(Source data)
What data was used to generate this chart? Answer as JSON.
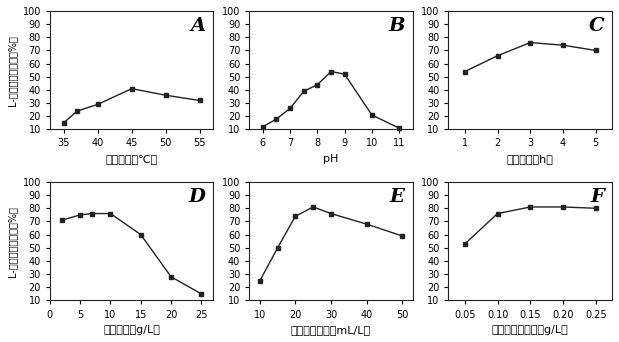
{
  "A": {
    "x": [
      35,
      37,
      40,
      45,
      50,
      55
    ],
    "y": [
      15,
      24,
      29,
      41,
      36,
      32
    ],
    "xlabel": "反应温度（℃）",
    "label": "A",
    "xlim": [
      33,
      57
    ],
    "xticks": [
      35,
      40,
      45,
      50,
      55
    ]
  },
  "B": {
    "x": [
      6,
      6.5,
      7,
      7.5,
      8,
      8.5,
      9,
      10,
      11
    ],
    "y": [
      12,
      18,
      26,
      39,
      44,
      54,
      52,
      21,
      11
    ],
    "xlabel": "pH",
    "label": "B",
    "xlim": [
      5.5,
      11.5
    ],
    "xticks": [
      6,
      7,
      8,
      9,
      10,
      11
    ]
  },
  "C": {
    "x": [
      1,
      2,
      3,
      4,
      5
    ],
    "y": [
      54,
      66,
      76,
      74,
      70
    ],
    "xlabel": "反应时间（h）",
    "label": "C",
    "xlim": [
      0.5,
      5.5
    ],
    "xticks": [
      1,
      2,
      3,
      4,
      5
    ]
  },
  "D": {
    "x": [
      2,
      5,
      7,
      10,
      15,
      20,
      25
    ],
    "y": [
      71,
      75,
      76,
      76,
      60,
      28,
      15
    ],
    "xlabel": "底物浓度（g/L）",
    "label": "D",
    "xlim": [
      0,
      27
    ],
    "xticks": [
      0,
      5,
      10,
      15,
      20,
      25
    ]
  },
  "E": {
    "x": [
      10,
      15,
      20,
      25,
      30,
      40,
      50
    ],
    "y": [
      25,
      50,
      74,
      81,
      76,
      68,
      59
    ],
    "xlabel": "固定化酶体积（mL/L）",
    "label": "E",
    "xlim": [
      7,
      53
    ],
    "xticks": [
      10,
      20,
      30,
      40,
      50
    ]
  },
  "F": {
    "x": [
      0.05,
      0.1,
      0.15,
      0.2,
      0.25
    ],
    "y": [
      53,
      76,
      81,
      81,
      80
    ],
    "xlabel": "磷酸吡哆醛浓度（g/L）",
    "label": "F",
    "xlim": [
      0.025,
      0.275
    ],
    "xticks": [
      0.05,
      0.1,
      0.15,
      0.2,
      0.25
    ]
  },
  "ylabel": "L-半胱氨酸转化率（%）",
  "ylim": [
    10,
    100
  ],
  "yticks": [
    10,
    20,
    30,
    40,
    50,
    60,
    70,
    80,
    90,
    100
  ],
  "line_color": "#222222",
  "marker": "s",
  "markersize": 3.5,
  "linewidth": 1.0,
  "bg_color": "#ffffff",
  "xlabel_fontsize": 8,
  "ylabel_fontsize": 7,
  "tick_fontsize": 7,
  "panel_label_fontsize": 14
}
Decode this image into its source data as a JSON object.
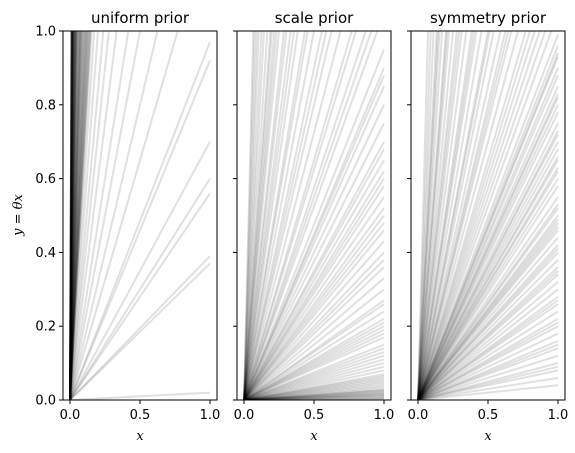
{
  "chart_data": {
    "type": "line",
    "ylabel": "y = θx",
    "sharey": true,
    "ylim": [
      0,
      1
    ],
    "xlim": [
      -0.05,
      1.05
    ],
    "xticks": [
      "0.0",
      "0.5",
      "1.0"
    ],
    "yticks": [
      "0.0",
      "0.2",
      "0.4",
      "0.6",
      "0.8",
      "1.0"
    ],
    "grid": false,
    "line_color": "#000000",
    "line_opacity": 0.12,
    "panels": [
      {
        "title": "uniform prior",
        "xlabel": "x",
        "x": [
          0,
          1
        ],
        "slopes": [
          0.37,
          0.39,
          0.56,
          0.6,
          0.7,
          0.92,
          0.97,
          0.02,
          1.3,
          1.6,
          2.0,
          2.4,
          3.0,
          3.6,
          4.2,
          5.0,
          5.8,
          6.5,
          7.2,
          8.0,
          9.5,
          10.5,
          12.0,
          14.0,
          16.0,
          18.5,
          21.0,
          24.0,
          28.0,
          33.0,
          38.0,
          44.0,
          50.0,
          58.0,
          66.0,
          75.0,
          85.0,
          95.0,
          6.8,
          7.5,
          8.5,
          9.0,
          10.0,
          11.0,
          13.0,
          15.0,
          17.0,
          20.0,
          23.0,
          26.0,
          30.0,
          35.0,
          40.0,
          47.0,
          55.0,
          62.0,
          70.0,
          80.0,
          90.0,
          99.0,
          7.0,
          7.8,
          8.3,
          9.2,
          11.5,
          12.5,
          13.5,
          14.5,
          19.0,
          22.0,
          25.0,
          27.0,
          31.0,
          36.0,
          42.0,
          48.0,
          53.0,
          60.0,
          68.0,
          78.0,
          88.0,
          97.0
        ]
      },
      {
        "title": "scale prior",
        "xlabel": "x",
        "x": [
          0,
          1
        ],
        "slopes": [
          0.003,
          0.006,
          0.01,
          0.013,
          0.016,
          0.02,
          0.023,
          0.027,
          0.03,
          0.035,
          0.04,
          0.05,
          0.06,
          0.07,
          0.08,
          0.09,
          0.1,
          0.11,
          0.13,
          0.15,
          0.17,
          0.19,
          0.2,
          0.21,
          0.22,
          0.24,
          0.27,
          0.3,
          0.33,
          0.36,
          0.4,
          0.43,
          0.46,
          0.5,
          0.55,
          0.58,
          0.6,
          0.65,
          0.7,
          0.75,
          0.8,
          0.85,
          0.9,
          0.95,
          1.05,
          1.15,
          1.3,
          1.45,
          1.6,
          1.8,
          2.0,
          2.3,
          2.6,
          3.0,
          3.5,
          4.0,
          4.6,
          5.3,
          6.0,
          7.0,
          8.0,
          9.5,
          11.0,
          13.0,
          15.0,
          0.005,
          0.012,
          0.018,
          0.025,
          0.045,
          0.055,
          0.065,
          0.12,
          0.14,
          0.18,
          0.26,
          0.38,
          0.48,
          0.52,
          0.62,
          0.68,
          0.88,
          1.1,
          1.25,
          1.7,
          2.2,
          2.8,
          3.3,
          4.3,
          5.0
        ]
      },
      {
        "title": "symmetry prior",
        "xlabel": "x",
        "x": [
          0,
          1
        ],
        "slopes": [
          0.04,
          0.06,
          0.08,
          0.1,
          0.12,
          0.14,
          0.16,
          0.18,
          0.2,
          0.22,
          0.24,
          0.26,
          0.28,
          0.3,
          0.32,
          0.34,
          0.36,
          0.38,
          0.4,
          0.42,
          0.44,
          0.46,
          0.48,
          0.49,
          0.5,
          0.52,
          0.55,
          0.58,
          0.6,
          0.62,
          0.65,
          0.66,
          0.68,
          0.7,
          0.72,
          0.75,
          0.78,
          0.8,
          0.82,
          0.85,
          0.88,
          0.9,
          0.93,
          0.96,
          0.99,
          1.05,
          1.1,
          1.15,
          1.2,
          1.3,
          1.4,
          1.5,
          1.6,
          1.7,
          1.85,
          2.0,
          2.2,
          2.4,
          2.6,
          2.9,
          3.2,
          3.6,
          4.0,
          4.5,
          5.0,
          5.8,
          6.5,
          7.5,
          9.0,
          11.0,
          14.0,
          0.09,
          0.15,
          0.21,
          0.27,
          0.35,
          0.41,
          0.47,
          0.53,
          0.63,
          0.73,
          0.83,
          0.94,
          1.25,
          1.55,
          1.95,
          2.5,
          3.4,
          4.8,
          7.0
        ]
      }
    ]
  }
}
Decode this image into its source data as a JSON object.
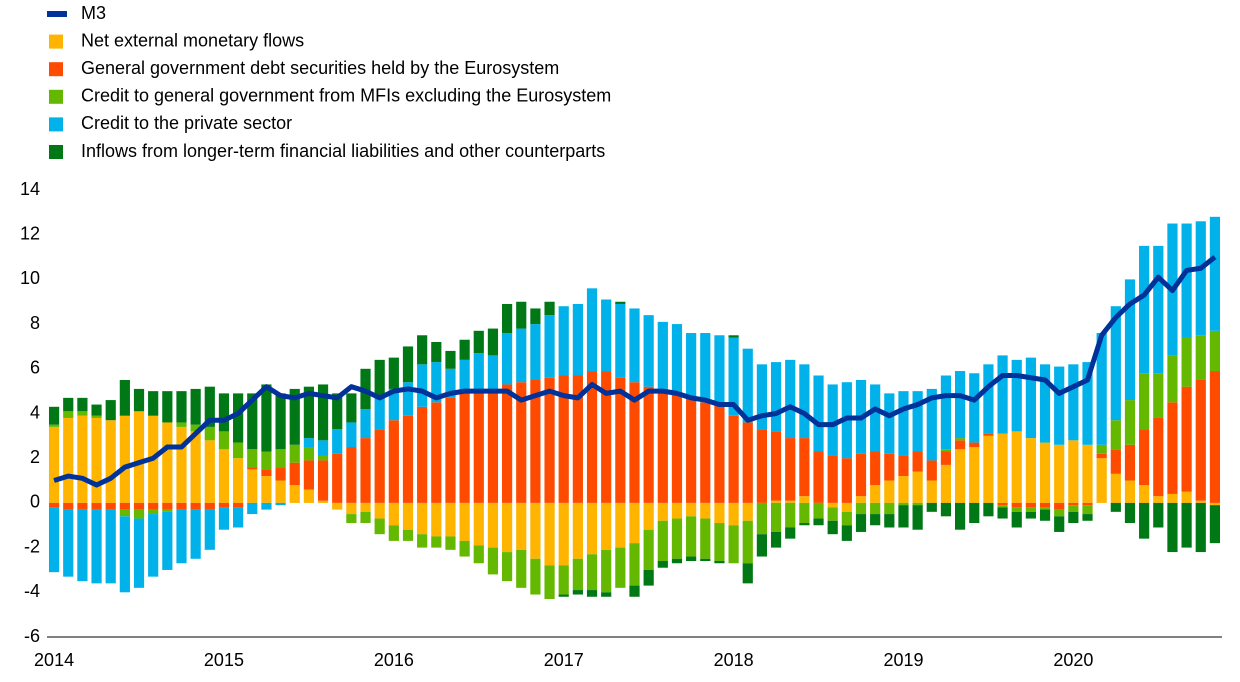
{
  "chart_data": {
    "type": "bar",
    "stacked": true,
    "categories": [
      "2014",
      null,
      null,
      null,
      null,
      null,
      null,
      null,
      null,
      null,
      null,
      null,
      "2015",
      null,
      null,
      null,
      null,
      null,
      null,
      null,
      null,
      null,
      null,
      null,
      "2016",
      null,
      null,
      null,
      null,
      null,
      null,
      null,
      null,
      null,
      null,
      null,
      "2017",
      null,
      null,
      null,
      null,
      null,
      null,
      null,
      null,
      null,
      null,
      null,
      "2018",
      null,
      null,
      null,
      null,
      null,
      null,
      null,
      null,
      null,
      null,
      null,
      "2019",
      null,
      null,
      null,
      null,
      null,
      null,
      null,
      null,
      null,
      null,
      null,
      "2020",
      null,
      null,
      null,
      null,
      null,
      null,
      null,
      null,
      null,
      null
    ],
    "ylim": [
      -6,
      14
    ],
    "yticks": [
      -6,
      -4,
      -2,
      0,
      2,
      4,
      6,
      8,
      10,
      12,
      14
    ],
    "grid": false,
    "legend": "top-left",
    "series": [
      {
        "name": "M3",
        "type": "line",
        "color": "#003299",
        "values": [
          1.0,
          1.2,
          1.1,
          0.8,
          1.1,
          1.6,
          1.8,
          2.0,
          2.5,
          2.5,
          3.1,
          3.7,
          3.7,
          4.0,
          4.6,
          5.2,
          4.8,
          4.7,
          4.9,
          4.8,
          4.7,
          5.2,
          5.0,
          4.7,
          5.0,
          5.1,
          5.0,
          4.7,
          4.9,
          5.0,
          5.0,
          5.0,
          5.0,
          4.6,
          4.8,
          5.0,
          4.8,
          4.7,
          5.3,
          4.9,
          5.0,
          4.6,
          5.0,
          5.0,
          4.9,
          4.7,
          4.6,
          4.4,
          4.4,
          3.7,
          3.9,
          4.0,
          4.3,
          4.0,
          3.5,
          3.5,
          3.8,
          3.8,
          4.2,
          3.9,
          4.2,
          4.4,
          4.7,
          4.8,
          4.8,
          4.6,
          5.2,
          5.7,
          5.7,
          5.6,
          5.5,
          4.9,
          5.2,
          5.5,
          7.5,
          8.3,
          8.9,
          9.3,
          10.1,
          9.5,
          10.4,
          10.5,
          11.0
        ]
      },
      {
        "name": "Net external monetary flows",
        "color": "#ffb400",
        "values": [
          3.4,
          3.8,
          3.9,
          3.8,
          3.7,
          3.9,
          4.1,
          3.9,
          3.6,
          3.4,
          3.2,
          2.8,
          2.4,
          2.0,
          1.5,
          1.2,
          1.0,
          0.8,
          0.6,
          0.1,
          -0.3,
          -0.5,
          -0.4,
          -0.7,
          -1.0,
          -1.2,
          -1.4,
          -1.5,
          -1.5,
          -1.7,
          -1.9,
          -2.0,
          -2.2,
          -2.1,
          -2.5,
          -2.8,
          -2.8,
          -2.5,
          -2.3,
          -2.1,
          -2.0,
          -1.8,
          -1.2,
          -0.8,
          -0.7,
          -0.6,
          -0.7,
          -0.9,
          -1.0,
          -0.8,
          0.0,
          0.1,
          0.1,
          0.3,
          0.0,
          -0.2,
          -0.4,
          0.3,
          0.8,
          1.0,
          1.2,
          1.4,
          1.0,
          1.7,
          2.4,
          2.5,
          3.0,
          3.1,
          3.2,
          2.9,
          2.7,
          2.6,
          2.8,
          2.6,
          2.0,
          1.3,
          1.0,
          0.8,
          0.3,
          0.4,
          0.5,
          0.1,
          -0.1
        ]
      },
      {
        "name": "General government debt securities held by the Eurosystem",
        "color": "#ff4b00",
        "values": [
          -0.2,
          -0.3,
          -0.3,
          -0.3,
          -0.3,
          -0.3,
          -0.3,
          -0.3,
          -0.3,
          -0.3,
          -0.3,
          -0.3,
          -0.2,
          -0.2,
          0.1,
          0.3,
          0.6,
          1.0,
          1.3,
          1.8,
          2.2,
          2.5,
          2.9,
          3.3,
          3.7,
          3.9,
          4.3,
          4.5,
          4.7,
          4.9,
          5.0,
          5.1,
          5.3,
          5.4,
          5.5,
          5.6,
          5.7,
          5.7,
          5.9,
          5.9,
          5.6,
          5.4,
          5.2,
          5.1,
          4.9,
          4.7,
          4.5,
          4.4,
          3.9,
          3.6,
          3.3,
          3.1,
          2.8,
          2.6,
          2.3,
          2.1,
          2.0,
          1.9,
          1.5,
          1.2,
          0.9,
          0.9,
          0.9,
          0.6,
          0.4,
          0.2,
          0.1,
          -0.1,
          -0.2,
          -0.2,
          -0.2,
          -0.3,
          -0.1,
          -0.1,
          0.2,
          1.1,
          1.6,
          2.5,
          3.5,
          4.1,
          4.7,
          5.4,
          5.9
        ]
      },
      {
        "name": "Credit to general government from MFIs excluding the Eurosystem",
        "color": "#65b800",
        "values": [
          0.1,
          0.3,
          0.2,
          0.1,
          0.0,
          -0.3,
          -0.4,
          -0.2,
          -0.1,
          0.2,
          0.3,
          0.6,
          0.8,
          0.7,
          0.8,
          0.8,
          0.8,
          0.8,
          0.6,
          0.2,
          0.0,
          -0.4,
          -0.5,
          -0.7,
          -0.7,
          -0.5,
          -0.6,
          -0.5,
          -0.6,
          -0.7,
          -0.8,
          -1.2,
          -1.3,
          -1.7,
          -1.6,
          -1.5,
          -1.3,
          -1.4,
          -1.6,
          -1.9,
          -1.8,
          -1.9,
          -1.8,
          -1.8,
          -1.8,
          -1.8,
          -1.8,
          -1.7,
          -1.7,
          -1.9,
          -1.4,
          -1.3,
          -1.1,
          -0.9,
          -0.7,
          -0.6,
          -0.6,
          -0.5,
          -0.5,
          -0.5,
          -0.1,
          -0.1,
          0.0,
          0.1,
          0.1,
          0.0,
          0.0,
          -0.1,
          -0.2,
          -0.2,
          -0.1,
          -0.3,
          -0.3,
          -0.4,
          0.4,
          1.3,
          2.0,
          2.5,
          2.0,
          2.1,
          2.2,
          2.0,
          1.8
        ]
      },
      {
        "name": "Credit to the private sector",
        "color": "#00b1ea",
        "values": [
          -2.9,
          -3.0,
          -3.2,
          -3.3,
          -3.3,
          -3.4,
          -3.1,
          -2.8,
          -2.6,
          -2.4,
          -2.2,
          -1.8,
          -1.0,
          -0.9,
          -0.5,
          -0.3,
          -0.1,
          0.0,
          0.4,
          0.7,
          1.1,
          1.1,
          1.3,
          1.4,
          1.4,
          1.5,
          1.9,
          1.8,
          1.3,
          1.5,
          1.7,
          1.5,
          2.3,
          2.4,
          2.5,
          2.8,
          3.1,
          3.2,
          3.7,
          3.2,
          3.3,
          3.3,
          3.2,
          3.0,
          3.1,
          2.9,
          3.1,
          3.1,
          3.5,
          3.3,
          2.9,
          3.1,
          3.5,
          3.3,
          3.4,
          3.2,
          3.4,
          3.3,
          3.0,
          2.7,
          2.9,
          2.7,
          3.2,
          3.3,
          3.0,
          3.1,
          3.1,
          3.5,
          3.2,
          3.6,
          3.5,
          3.5,
          3.4,
          3.7,
          5.0,
          5.1,
          5.4,
          5.7,
          5.7,
          5.9,
          5.1,
          5.1,
          5.1
        ]
      },
      {
        "name": "Inflows from longer-term financial liabilities and other counterparts",
        "color": "#007816",
        "values": [
          0.8,
          0.6,
          0.6,
          0.5,
          0.9,
          1.6,
          1.0,
          1.1,
          1.4,
          1.4,
          1.6,
          1.8,
          1.7,
          2.2,
          2.5,
          3.0,
          2.5,
          2.5,
          2.3,
          2.5,
          1.6,
          1.3,
          1.8,
          1.7,
          1.4,
          1.6,
          1.3,
          0.9,
          0.8,
          0.9,
          1.0,
          1.2,
          1.3,
          1.2,
          0.7,
          0.6,
          -0.1,
          -0.2,
          -0.3,
          -0.2,
          0.1,
          -0.5,
          -0.7,
          -0.3,
          -0.2,
          -0.2,
          -0.1,
          -0.1,
          0.1,
          -0.9,
          -1.0,
          -0.7,
          -0.5,
          -0.1,
          -0.3,
          -0.6,
          -0.7,
          -0.8,
          -0.5,
          -0.6,
          -1.0,
          -1.1,
          -0.4,
          -0.6,
          -1.2,
          -0.9,
          -0.6,
          -0.5,
          -0.7,
          -0.3,
          -0.5,
          -0.7,
          -0.5,
          -0.3,
          0.0,
          -0.4,
          -0.9,
          -1.6,
          -1.1,
          -2.2,
          -2.0,
          -2.2,
          -1.7
        ]
      }
    ]
  }
}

# Prompt
Look through the records and count each line that holds "name". Write only the total.

# Output of the exercise
6